**RECORDS PROVIDED**
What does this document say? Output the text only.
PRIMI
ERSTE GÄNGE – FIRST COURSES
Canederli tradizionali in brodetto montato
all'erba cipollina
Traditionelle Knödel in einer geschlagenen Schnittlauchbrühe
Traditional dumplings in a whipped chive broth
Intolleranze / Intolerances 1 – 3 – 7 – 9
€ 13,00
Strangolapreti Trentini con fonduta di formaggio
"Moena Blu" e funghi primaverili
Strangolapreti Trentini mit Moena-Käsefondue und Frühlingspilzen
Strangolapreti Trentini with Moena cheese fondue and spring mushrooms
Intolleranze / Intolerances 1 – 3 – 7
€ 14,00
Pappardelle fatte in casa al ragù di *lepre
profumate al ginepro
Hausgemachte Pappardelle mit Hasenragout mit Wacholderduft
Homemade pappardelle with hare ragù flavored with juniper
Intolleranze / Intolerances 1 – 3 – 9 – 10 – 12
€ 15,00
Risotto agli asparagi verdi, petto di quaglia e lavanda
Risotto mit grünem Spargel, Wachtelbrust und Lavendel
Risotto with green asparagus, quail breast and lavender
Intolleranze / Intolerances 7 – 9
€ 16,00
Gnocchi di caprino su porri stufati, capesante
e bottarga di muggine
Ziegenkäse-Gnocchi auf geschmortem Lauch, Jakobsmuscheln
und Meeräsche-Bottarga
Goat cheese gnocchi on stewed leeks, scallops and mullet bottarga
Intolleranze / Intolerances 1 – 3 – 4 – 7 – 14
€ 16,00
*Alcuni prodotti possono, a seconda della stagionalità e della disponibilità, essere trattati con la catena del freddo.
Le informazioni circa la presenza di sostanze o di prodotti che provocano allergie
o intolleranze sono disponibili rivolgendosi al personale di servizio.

**THE EXERCISE**
Write out every line from the entries where "cheese" appears.

**WRITTEN RESPONSE**
Strangolapreti Trentini with Moena cheese fondue and spring mushrooms
Goat cheese gnocchi on stewed leeks, scallops and mullet bottarga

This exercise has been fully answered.